- **Excerpted passage**:
NADA chief says new mechanism for testing athletes will be put in place post Covid-19 pandemic

National Anti-Doping Agency (NADA) chief Navin Agarwal has laid out a strategic plan to curb doping once sporting worldwide hits the restart button.

The COVID-19 pandemic has brought sport across globe to a halt, and with it, has paused NADA’s dope collection programme.

Agarwal, however, has chalked out a new mechanism to catch dope offenders post the pandemic, with focus mainly on high-risk doping events and athletes.

“Currently, due to the lockdown, only our online programme is running. Since there is no sporting activity, we are not testing. When the lockdown is over, and competition or training resumes, we will start testing. Our main focus is to cover the high risk players, in events which have high chances of doping,” Agarwal told Mail Today on Thursday.

“We are looking at long-term doping plans rather than short-term ones. Since there are no competitions right now, athletes will not be indulging in short-term doping, so we are looking at substances which will have a long-lasting impact and those used by the high-risk athletes. We will detect who’s done doping or hasn’t.

“Moreover, majority of the athletes are on our biological passport programme, so when we collect samples, we will be checking their history in doping and compare the results,” he added.

Dataset entries
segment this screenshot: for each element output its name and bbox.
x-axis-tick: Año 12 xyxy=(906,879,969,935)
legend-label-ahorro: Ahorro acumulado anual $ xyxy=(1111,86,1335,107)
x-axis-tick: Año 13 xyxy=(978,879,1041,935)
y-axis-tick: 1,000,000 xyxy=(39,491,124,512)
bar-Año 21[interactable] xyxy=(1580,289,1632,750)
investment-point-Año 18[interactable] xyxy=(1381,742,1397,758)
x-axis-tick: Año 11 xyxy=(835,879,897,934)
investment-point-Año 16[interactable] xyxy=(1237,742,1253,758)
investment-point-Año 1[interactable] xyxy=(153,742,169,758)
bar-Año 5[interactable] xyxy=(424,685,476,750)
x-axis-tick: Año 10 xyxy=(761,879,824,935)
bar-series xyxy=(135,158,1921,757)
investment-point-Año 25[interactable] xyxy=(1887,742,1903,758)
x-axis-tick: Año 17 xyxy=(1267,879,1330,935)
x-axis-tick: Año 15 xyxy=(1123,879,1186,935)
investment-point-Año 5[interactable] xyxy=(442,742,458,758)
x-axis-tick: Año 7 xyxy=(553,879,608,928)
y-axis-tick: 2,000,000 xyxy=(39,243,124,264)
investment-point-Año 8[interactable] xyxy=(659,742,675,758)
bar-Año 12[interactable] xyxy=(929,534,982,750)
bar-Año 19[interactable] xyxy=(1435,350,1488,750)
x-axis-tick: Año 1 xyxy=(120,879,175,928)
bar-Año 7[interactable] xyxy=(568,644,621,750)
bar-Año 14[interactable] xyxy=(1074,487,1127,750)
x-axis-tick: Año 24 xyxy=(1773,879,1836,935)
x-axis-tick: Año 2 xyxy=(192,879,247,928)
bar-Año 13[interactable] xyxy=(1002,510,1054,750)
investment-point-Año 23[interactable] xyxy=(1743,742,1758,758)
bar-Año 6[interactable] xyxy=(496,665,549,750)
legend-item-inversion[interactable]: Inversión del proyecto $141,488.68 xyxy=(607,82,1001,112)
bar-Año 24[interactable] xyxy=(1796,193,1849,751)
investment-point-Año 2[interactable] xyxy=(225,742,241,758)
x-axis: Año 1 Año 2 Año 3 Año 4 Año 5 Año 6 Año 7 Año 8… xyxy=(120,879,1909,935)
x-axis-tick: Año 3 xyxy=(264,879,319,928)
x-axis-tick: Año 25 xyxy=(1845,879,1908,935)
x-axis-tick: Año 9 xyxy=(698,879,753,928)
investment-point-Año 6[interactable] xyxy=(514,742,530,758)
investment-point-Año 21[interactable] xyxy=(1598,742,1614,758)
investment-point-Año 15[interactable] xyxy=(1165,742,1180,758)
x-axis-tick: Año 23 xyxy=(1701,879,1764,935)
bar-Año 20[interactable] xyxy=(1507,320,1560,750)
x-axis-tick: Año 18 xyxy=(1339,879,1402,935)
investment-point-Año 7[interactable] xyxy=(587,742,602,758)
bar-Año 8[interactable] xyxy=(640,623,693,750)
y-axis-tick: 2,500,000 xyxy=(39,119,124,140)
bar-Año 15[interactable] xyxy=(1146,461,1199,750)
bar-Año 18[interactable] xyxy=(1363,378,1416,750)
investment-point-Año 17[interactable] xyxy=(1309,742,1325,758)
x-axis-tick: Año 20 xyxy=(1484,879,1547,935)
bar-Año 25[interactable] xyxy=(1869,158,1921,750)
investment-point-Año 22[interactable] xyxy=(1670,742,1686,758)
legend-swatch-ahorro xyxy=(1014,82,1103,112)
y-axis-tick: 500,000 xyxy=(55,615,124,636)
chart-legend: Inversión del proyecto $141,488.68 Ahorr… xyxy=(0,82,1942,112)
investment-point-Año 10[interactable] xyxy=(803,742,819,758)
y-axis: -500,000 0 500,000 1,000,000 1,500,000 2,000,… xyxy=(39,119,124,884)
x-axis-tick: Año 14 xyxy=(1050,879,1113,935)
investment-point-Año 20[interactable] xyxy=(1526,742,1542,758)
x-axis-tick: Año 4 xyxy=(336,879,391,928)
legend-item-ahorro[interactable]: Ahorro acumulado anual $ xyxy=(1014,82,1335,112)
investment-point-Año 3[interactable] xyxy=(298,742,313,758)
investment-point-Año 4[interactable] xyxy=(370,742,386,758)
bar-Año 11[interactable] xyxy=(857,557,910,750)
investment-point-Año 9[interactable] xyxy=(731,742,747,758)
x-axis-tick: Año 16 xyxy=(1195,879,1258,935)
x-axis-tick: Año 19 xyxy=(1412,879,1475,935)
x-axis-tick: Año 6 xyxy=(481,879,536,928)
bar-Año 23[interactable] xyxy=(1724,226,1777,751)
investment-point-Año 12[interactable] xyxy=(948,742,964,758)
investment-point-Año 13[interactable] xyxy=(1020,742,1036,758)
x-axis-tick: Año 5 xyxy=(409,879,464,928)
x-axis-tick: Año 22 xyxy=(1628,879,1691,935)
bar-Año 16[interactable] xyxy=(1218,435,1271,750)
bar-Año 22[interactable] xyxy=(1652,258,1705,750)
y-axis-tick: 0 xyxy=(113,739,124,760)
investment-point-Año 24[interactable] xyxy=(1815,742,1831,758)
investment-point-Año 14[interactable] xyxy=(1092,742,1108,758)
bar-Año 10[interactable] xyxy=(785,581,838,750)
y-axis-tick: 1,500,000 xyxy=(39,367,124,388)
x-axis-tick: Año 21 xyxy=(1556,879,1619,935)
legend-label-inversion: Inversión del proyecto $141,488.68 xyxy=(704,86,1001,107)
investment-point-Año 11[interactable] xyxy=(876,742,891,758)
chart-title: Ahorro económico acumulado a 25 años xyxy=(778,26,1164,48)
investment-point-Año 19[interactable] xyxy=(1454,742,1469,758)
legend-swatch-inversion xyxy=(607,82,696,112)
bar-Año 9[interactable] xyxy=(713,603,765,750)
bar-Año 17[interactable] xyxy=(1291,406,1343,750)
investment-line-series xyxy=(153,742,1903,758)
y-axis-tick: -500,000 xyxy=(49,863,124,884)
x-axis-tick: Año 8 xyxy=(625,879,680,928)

- **Assignment**:
Extend the news report on NADA's post-pandemic doping-control plans, picking up directly after its final paragraph.

- **Response box**:
The virus outbreak not just affected sportsmen and competitions, but it also had a huge impact on NADA’s planning for the Olympics.

Agarwal admitted, the NADA had list of testing scheduled before the Olympics, which was earlier slated to begin this year.

But with its postponement, the anti-doping body has to work on a new mechanism and make up for lost time.

“This period is crucial for everyone. All our dope collecting officers are also engaged in medical professions, para medicals, so everyone is engaged in some or the other hospital related work.

“In NADA we are more focused on planning on how to detect doping during this period. This year will be different from what we had planned earlier.

“We had plans for the Olympics, which is now moved to next year, but given the circumstances, we have to work out a new play. So, different mechanism of working out of how post Corona era we can test athletes protecting them and our officers. Gaps have occurred due to the circumstances, but we will manage and give the athletes a leveled playing field,” he explained.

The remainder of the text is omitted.